● Directions
Beginning with the first line below, output every record verbatim and leave out the images.

-=-=-=-=-

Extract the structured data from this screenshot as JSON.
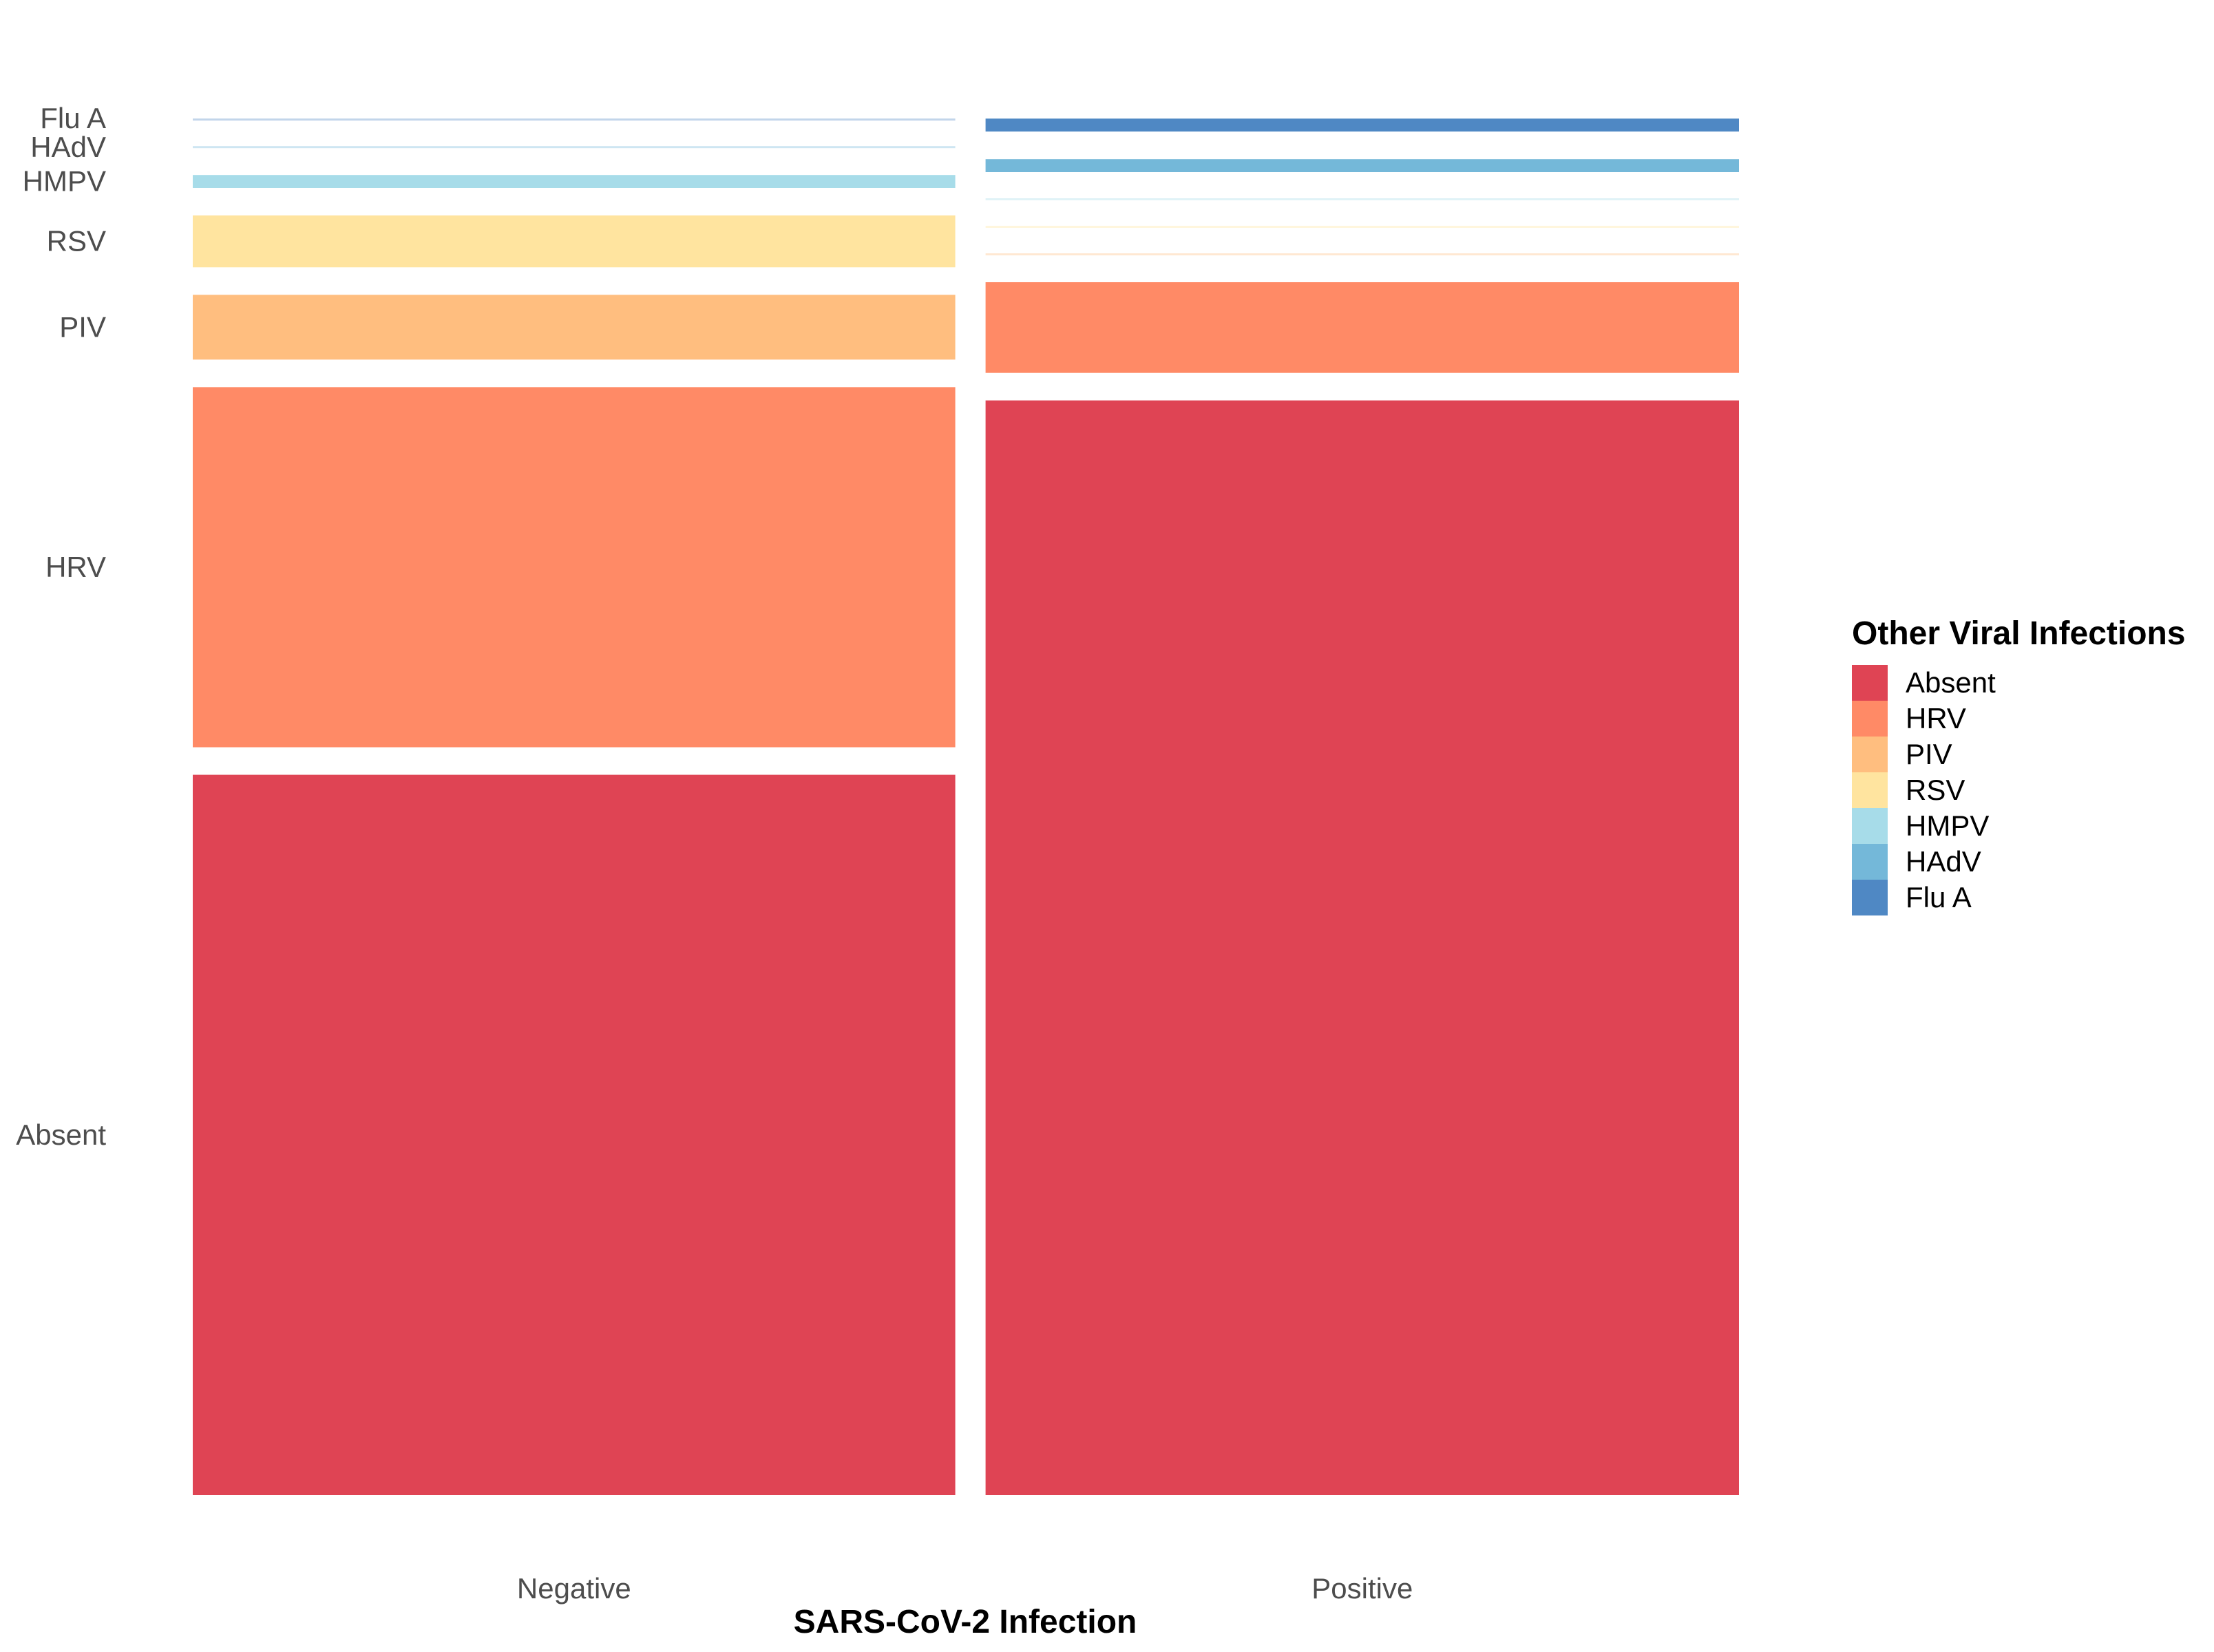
{
  "chart_data": {
    "type": "mosaic",
    "xlabel": "SARS-CoV-2 Infection",
    "ylabel": "",
    "legend_title": "Other Viral Infections",
    "legend_position": "right",
    "grid": false,
    "x_categories": [
      {
        "label": "Negative",
        "width_fraction": 0.503
      },
      {
        "label": "Positive",
        "width_fraction": 0.497
      }
    ],
    "y_categories": [
      "Absent",
      "HRV",
      "PIV",
      "RSV",
      "HMPV",
      "HAdV",
      "Flu A"
    ],
    "series": [
      {
        "name": "Absent",
        "color": "#DF4454",
        "values": [
          0.556,
          0.845
        ]
      },
      {
        "name": "HRV",
        "color": "#FF8A66",
        "values": [
          0.278,
          0.07
        ]
      },
      {
        "name": "PIV",
        "color": "#FFBE7F",
        "values": [
          0.05,
          0.0
        ]
      },
      {
        "name": "RSV",
        "color": "#FFE49F",
        "values": [
          0.04,
          0.0
        ]
      },
      {
        "name": "HMPV",
        "color": "#A7DCE9",
        "values": [
          0.01,
          0.0
        ]
      },
      {
        "name": "HAdV",
        "color": "#74B8D9",
        "values": [
          0.0,
          0.01
        ]
      },
      {
        "name": "Flu A",
        "color": "#4F88C4",
        "values": [
          0.0,
          0.01
        ]
      }
    ],
    "y_tick_labels": [
      "Absent",
      "HRV",
      "PIV",
      "RSV",
      "HMPV",
      "HAdV",
      "Flu A"
    ],
    "x_tick_labels": [
      "Negative",
      "Positive"
    ]
  }
}
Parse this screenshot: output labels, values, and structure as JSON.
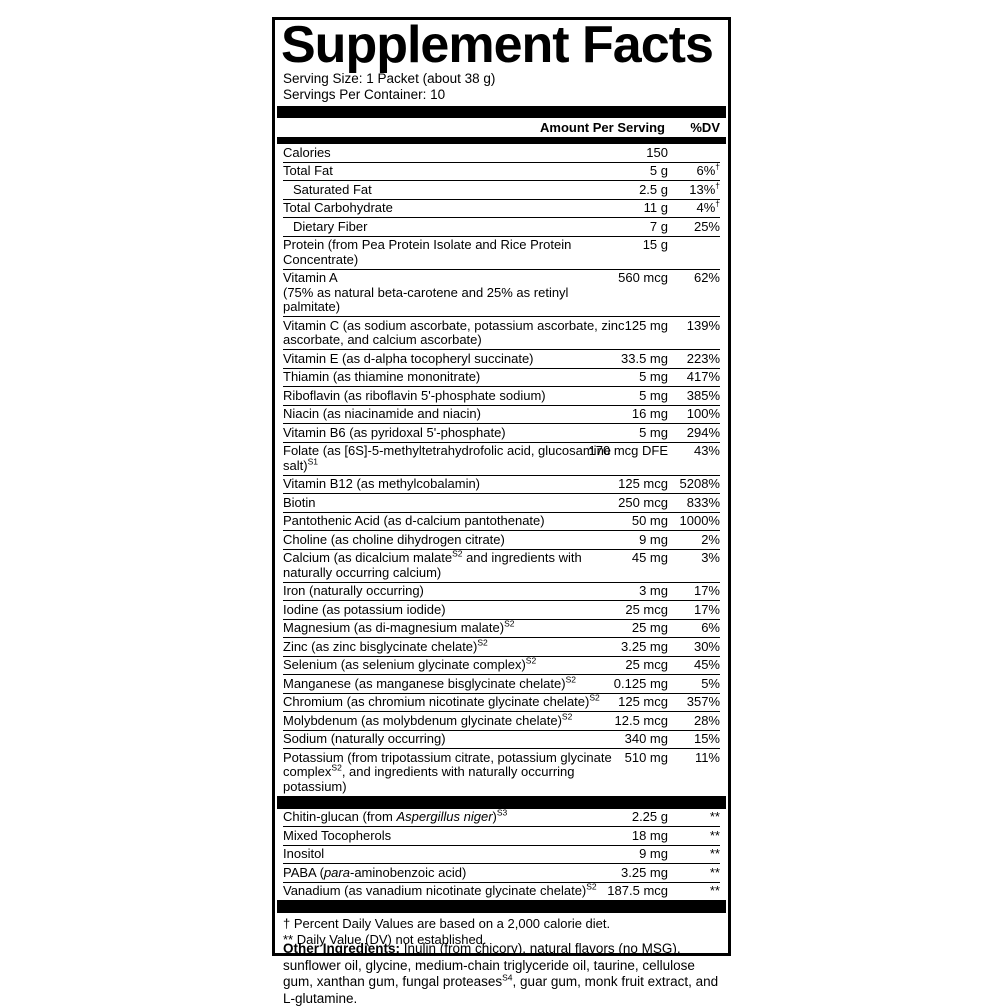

-=-=-=-=-

● Solution to the exercise
Extract the structured data from this screenshot as JSON.
{
  "chart_data": {
    "type": "mosaic",
    "xlabel": "SARS-CoV-2 Infection",
    "ylabel": "",
    "legend_title": "Other Viral Infections",
    "legend_position": "right",
    "grid": false,
    "x_categories": [
      {
        "label": "Negative",
        "width_fraction": 0.503
      },
      {
        "label": "Positive",
        "width_fraction": 0.497
      }
    ],
    "y_categories": [
      "Absent",
      "HRV",
      "PIV",
      "RSV",
      "HMPV",
      "HAdV",
      "Flu A"
    ],
    "series": [
      {
        "name": "Absent",
        "color": "#DF4454",
        "values": [
          0.556,
          0.845
        ]
      },
      {
        "name": "HRV",
        "color": "#FF8A66",
        "values": [
          0.278,
          0.07
        ]
      },
      {
        "name": "PIV",
        "color": "#FFBE7F",
        "values": [
          0.05,
          0.0
        ]
      },
      {
        "name": "RSV",
        "color": "#FFE49F",
        "values": [
          0.04,
          0.0
        ]
      },
      {
        "name": "HMPV",
        "color": "#A7DCE9",
        "values": [
          0.01,
          0.0
        ]
      },
      {
        "name": "HAdV",
        "color": "#74B8D9",
        "values": [
          0.0,
          0.01
        ]
      },
      {
        "name": "Flu A",
        "color": "#4F88C4",
        "values": [
          0.0,
          0.01
        ]
      }
    ],
    "y_tick_labels": [
      "Absent",
      "HRV",
      "PIV",
      "RSV",
      "HMPV",
      "HAdV",
      "Flu A"
    ],
    "x_tick_labels": [
      "Negative",
      "Positive"
    ]
  }
}
Parse this screenshot: output labels, values, and structure as JSON.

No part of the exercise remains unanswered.